--- START OF LISTED ENTRIES ---

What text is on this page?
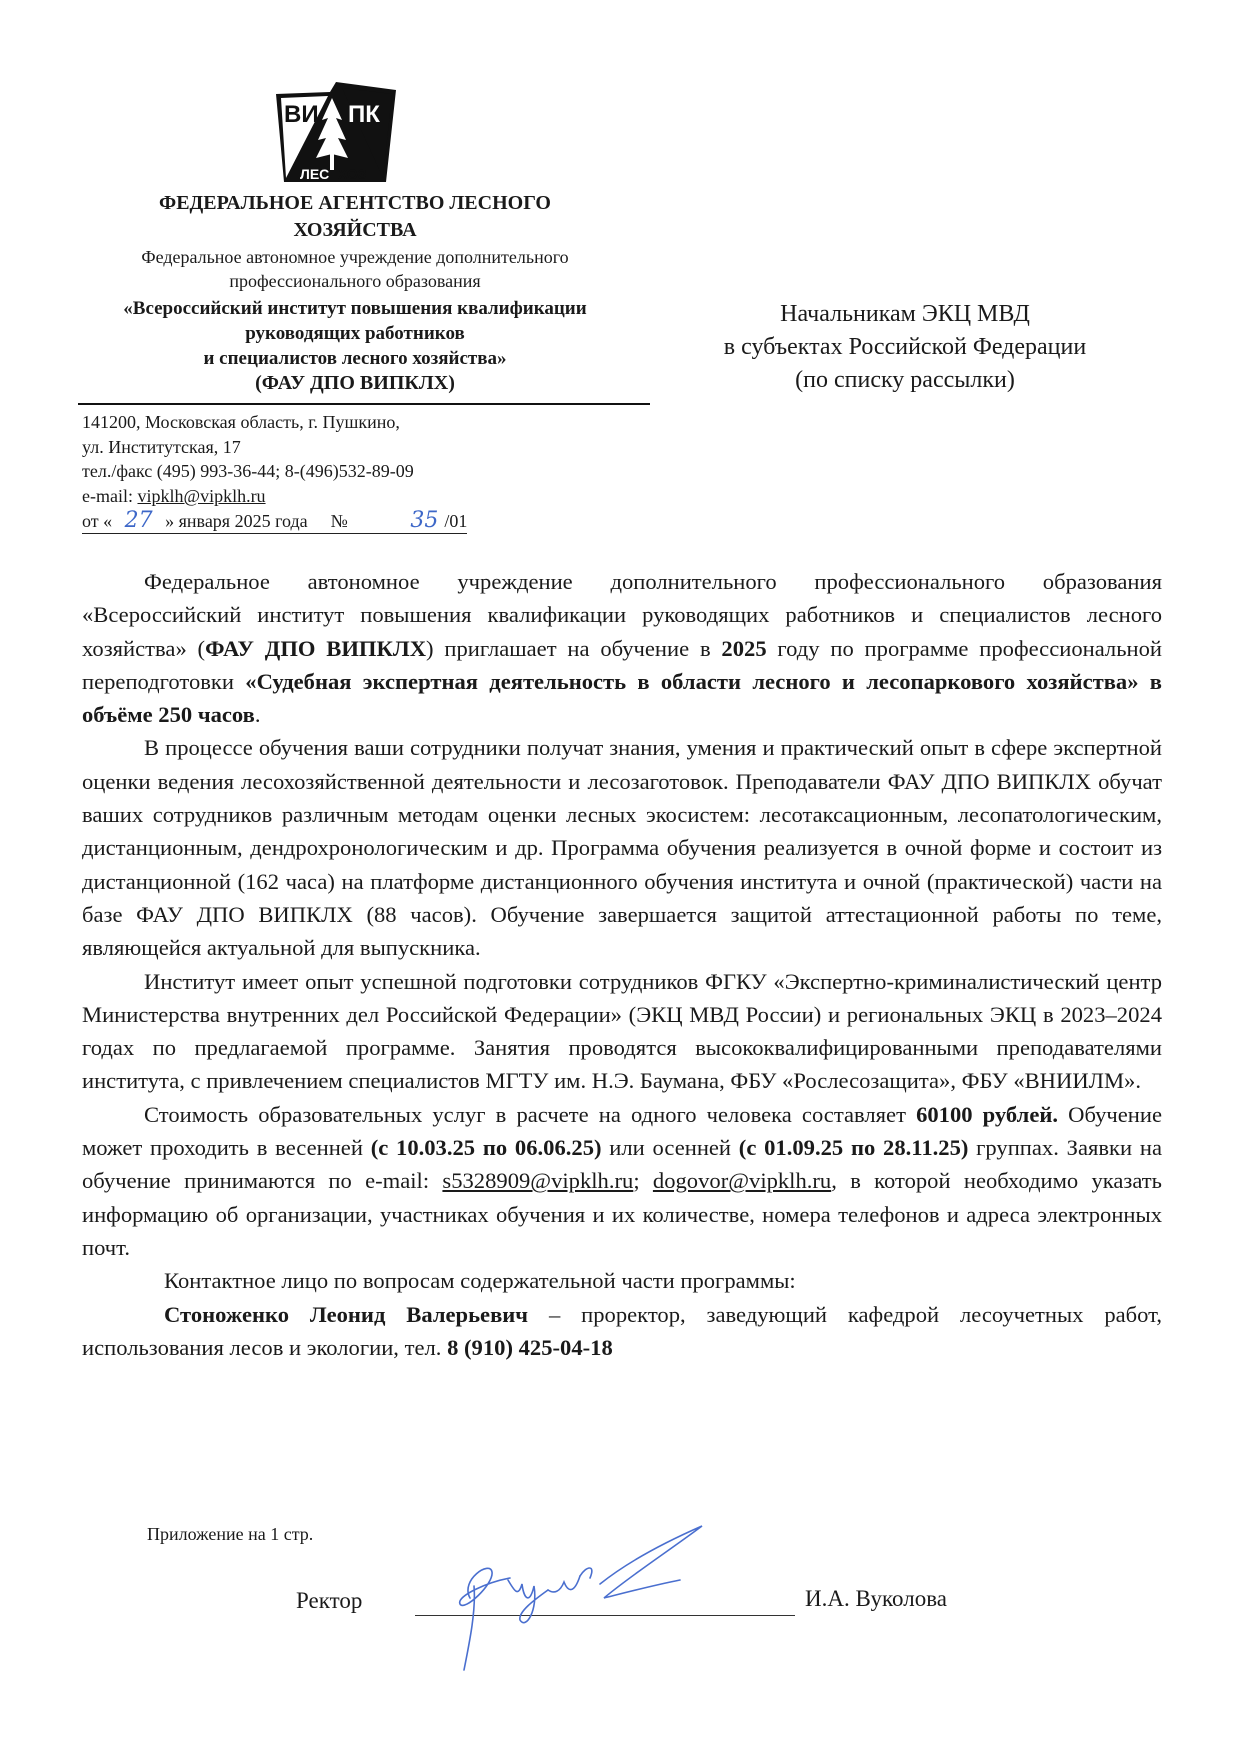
ВИ ПК
ЛЕС ХОЗ
ФЕДЕРАЛЬНОЕ АГЕНТСТВО ЛЕСНОГО
ХОЗЯЙСТВА
Федеральное автономное учреждение дополнительного
профессионального образования
«Всероссийский институт повышения квалификации
руководящих работников
и специалистов лесного хозяйства»
(ФАУ ДПО ВИПКЛХ)
141200, Московская область, г. Пушкино,
ул. Институтская, 17
тел./факс (495) 993-36-44; 8-(496)532-89-09
e-mail: vipklh@vipklh.ru
от « 27 » января 2025 года №	35 /01
Начальникам ЭКЦ МВД
в субъектах Российской Федерации
(по списку рассылки)

Федеральное автономное учреждение дополнительного профессионального образования «Всероссийский институт повышения квалификации руководящих работников и специалистов лесного хозяйства» (ФАУ ДПО ВИПКЛХ) приглашает на обучение в 2025 году по программе профессиональной переподготовки «Судебная экспертная деятельность в области лесного и лесопаркового хозяйства» в объёме 250 часов.

В процессе обучения ваши сотрудники получат знания, умения и практический опыт в сфере экспертной оценки ведения лесохозяйственной деятельности и лесозаготовок. Преподаватели ФАУ ДПО ВИПКЛХ обучат ваших сотрудников различным методам оценки лесных экосистем: лесотаксационным, лесопатологическим, дистанционным, дендрохронологическим и др. Программа обучения реализуется в очной форме и состоит из дистанционной (162 часа) на платформе дистанционного обучения института и очной (практической) части на базе ФАУ ДПО ВИПКЛХ (88 часов). Обучение завершается защитой аттестационной работы по теме, являющейся актуальной для выпускника.

Институт имеет опыт успешной подготовки сотрудников ФГКУ «Экспертно-криминалистический центр Министерства внутренних дел Российской Федерации» (ЭКЦ МВД России) и региональных ЭКЦ в 2023–2024 годах по предлагаемой программе. Занятия проводятся высококвалифицированными преподавателями института, с привлечением специалистов МГТУ им. Н.Э. Баумана, ФБУ «Рослесозащита», ФБУ «ВНИИЛМ».

Стоимость образовательных услуг в расчете на одного человека составляет 60100 рублей. Обучение может проходить в весенней (с 10.03.25 по 06.06.25) или осенней (с 01.09.25 по 28.11.25) группах. Заявки на обучение принимаются по e-mail: s5328909@vipklh.ru; dogovor@vipklh.ru, в которой необходимо указать информацию об организации, участниках обучения и их количестве, номера телефонов и адреса электронных почт.

Контактное лицо по вопросам содержательной части программы:

Стоноженко Леонид Валерьевич – проректор, заведующий кафедрой лесоучетных работ, использования лесов и экологии, тел. 8 (910) 425-04-18

Приложение на 1 стр.
Ректор	И.А. Вуколова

--- END OF LISTED ENTRIES ---

- [STATED PROBLEM] In your copy, leave out the pictures and reproduce the material above exactly.

- [REPLY]
What text is on this page?
ВИ ПК
ЛЕС ХОЗ
ФЕДЕРАЛЬНОЕ АГЕНТСТВО ЛЕСНОГО
ХОЗЯЙСТВА
Федеральное автономное учреждение дополнительного
профессионального образования
«Всероссийский институт повышения квалификации
руководящих работников
и специалистов лесного хозяйства»
(ФАУ ДПО ВИПКЛХ)
141200, Московская область, г. Пушкино,
ул. Институтская, 17
тел./факс (495) 993-36-44; 8-(496)532-89-09
e-mail: vipklh@vipklh.ru
от « 27 » января 2025 года №	35 /01
Начальникам ЭКЦ МВД
в субъектах Российской Федерации
(по списку рассылки)

Федеральное автономное учреждение дополнительного профессионального образования «Всероссийский институт повышения квалификации руководящих работников и специалистов лесного хозяйства» (ФАУ ДПО ВИПКЛХ) приглашает на обучение в 2025 году по программе профессиональной переподготовки «Судебная экспертная деятельность в области лесного и лесопаркового хозяйства» в объёме 250 часов.

В процессе обучения ваши сотрудники получат знания, умения и практический опыт в сфере экспертной оценки ведения лесохозяйственной деятельности и лесозаготовок. Преподаватели ФАУ ДПО ВИПКЛХ обучат ваших сотрудников различным методам оценки лесных экосистем: лесотаксационным, лесопатологическим, дистанционным, дендрохронологическим и др. Программа обучения реализуется в очной форме и состоит из дистанционной (162 часа) на платформе дистанционного обучения института и очной (практической) части на базе ФАУ ДПО ВИПКЛХ (88 часов). Обучение завершается защитой аттестационной работы по теме, являющейся актуальной для выпускника.

Институт имеет опыт успешной подготовки сотрудников ФГКУ «Экспертно-криминалистический центр Министерства внутренних дел Российской Федерации» (ЭКЦ МВД России) и региональных ЭКЦ в 2023–2024 годах по предлагаемой программе. Занятия проводятся высококвалифицированными преподавателями института, с привлечением специалистов МГТУ им. Н.Э. Баумана, ФБУ «Рослесозащита», ФБУ «ВНИИЛМ».

Стоимость образовательных услуг в расчете на одного человека составляет 60100 рублей. Обучение может проходить в весенней (с 10.03.25 по 06.06.25) или осенней (с 01.09.25 по 28.11.25) группах. Заявки на обучение принимаются по e-mail: s5328909@vipklh.ru; dogovor@vipklh.ru, в которой необходимо указать информацию об организации, участниках обучения и их количестве, номера телефонов и адреса электронных почт.

Контактное лицо по вопросам содержательной части программы:

Стоноженко Леонид Валерьевич – проректор, заведующий кафедрой лесоучетных работ, использования лесов и экологии, тел. 8 (910) 425-04-18

Приложение на 1 стр.
Ректор	И.А. Вуколова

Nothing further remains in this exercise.